EXERCISE DIRECTIONS
What follows is a set of entries. Repeat them exactly, but not their pictures.

EXCERPTED DATA
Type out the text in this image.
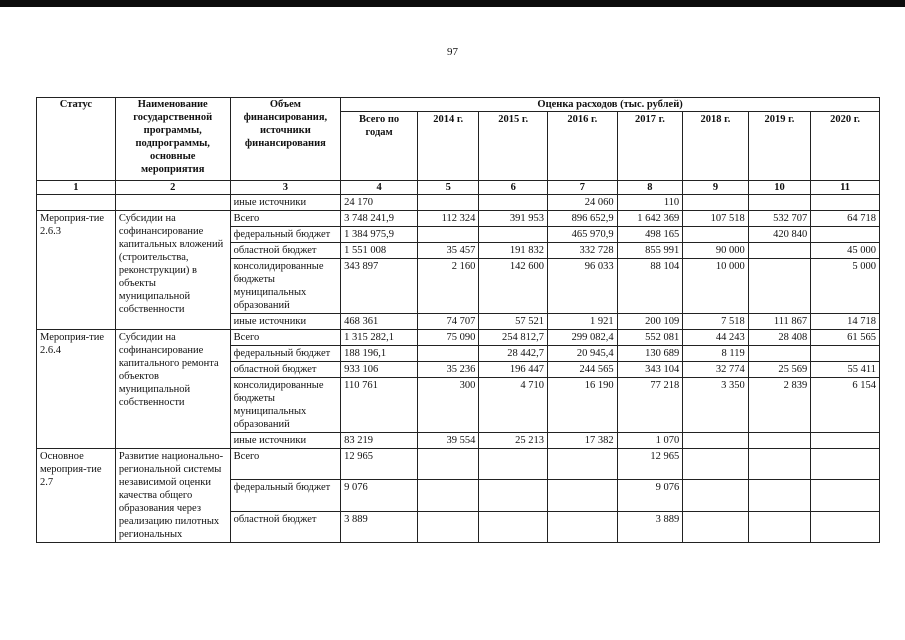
97
Статус	Наименование государственной программы, подпрограммы, основные мероприятия	Объем финансирования, источники финансирования	Оценка расходов (тыс. рублей)							
			Всего по годам	2014 г.	2015 г.	2016 г.	2017 г.	2018 г.	2019 г.	2020 г.
1	2	3	4	5	6	7	8	9	10	11
		иные источники	24 170			24 060	110			
Мероприя-тие 2.6.3	Субсидии на софинансирование капитальных вложений (строительства, реконструкции) в объекты муниципальной собственности	Всего	3 748 241,9	112 324	391 953	896 652,9	1 642 369	107 518	532 707	64 718
		федеральный бюджет	1 384 975,9			465 970,9	498 165		420 840	
		областной бюджет	1 551 008	35 457	191 832	332 728	855 991	90 000		45 000
		консолидированные бюджеты муниципальных образований	343 897	2 160	142 600	96 033	88 104	10 000		5 000
		иные источники	468 361	74 707	57 521	1 921	200 109	7 518	111 867	14 718
Мероприя-тие 2.6.4	Субсидии на софинансирование капитального ремонта объектов муниципальной собственности	Всего	1 315 282,1	75 090	254 812,7	299 082,4	552 081	44 243	28 408	61 565
		федеральный бюджет	188 196,1		28 442,7	20 945,4	130 689	8 119		
		областной бюджет	933 106	35 236	196 447	244 565	343 104	32 774	25 569	55 411
		консолидированные бюджеты муниципальных образований	110 761	300	4 710	16 190	77 218	3 350	2 839	6 154
		иные источники	83 219	39 554	25 213	17 382	1 070			
Основное мероприя-тие 2.7	Развитие национально-региональной системы независимой оценки качества общего образования через реализацию пилотных региональных	Всего	12 965				12 965			
		федеральный бюджет	9 076				9 076			
		областной бюджет	3 889				3 889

TASK RESPONSE
Type out the text in this image.
97
Статус	Наименование государственной программы, подпрограммы, основные мероприятия	Объем финансирования, источники финансирования	Оценка расходов (тыс. рублей)							
			Всего по годам	2014 г.	2015 г.	2016 г.	2017 г.	2018 г.	2019 г.	2020 г.
1	2	3	4	5	6	7	8	9	10	11
		иные источники	24 170			24 060	110			
Мероприя-тие 2.6.3	Субсидии на софинансирование капитальных вложений (строительства, реконструкции) в объекты муниципальной собственности	Всего	3 748 241,9	112 324	391 953	896 652,9	1 642 369	107 518	532 707	64 718
		федеральный бюджет	1 384 975,9			465 970,9	498 165		420 840	
		областной бюджет	1 551 008	35 457	191 832	332 728	855 991	90 000		45 000
		консолидированные бюджеты муниципальных образований	343 897	2 160	142 600	96 033	88 104	10 000		5 000
		иные источники	468 361	74 707	57 521	1 921	200 109	7 518	111 867	14 718
Мероприя-тие 2.6.4	Субсидии на софинансирование капитального ремонта объектов муниципальной собственности	Всего	1 315 282,1	75 090	254 812,7	299 082,4	552 081	44 243	28 408	61 565
		федеральный бюджет	188 196,1		28 442,7	20 945,4	130 689	8 119		
		областной бюджет	933 106	35 236	196 447	244 565	343 104	32 774	25 569	55 411
		консолидированные бюджеты муниципальных образований	110 761	300	4 710	16 190	77 218	3 350	2 839	6 154
		иные источники	83 219	39 554	25 213	17 382	1 070			
Основное мероприя-тие 2.7	Развитие национально-региональной системы независимой оценки качества общего образования через реализацию пилотных региональных	Всего	12 965				12 965			
		федеральный бюджет	9 076				9 076			
		областной бюджет	3 889				3 889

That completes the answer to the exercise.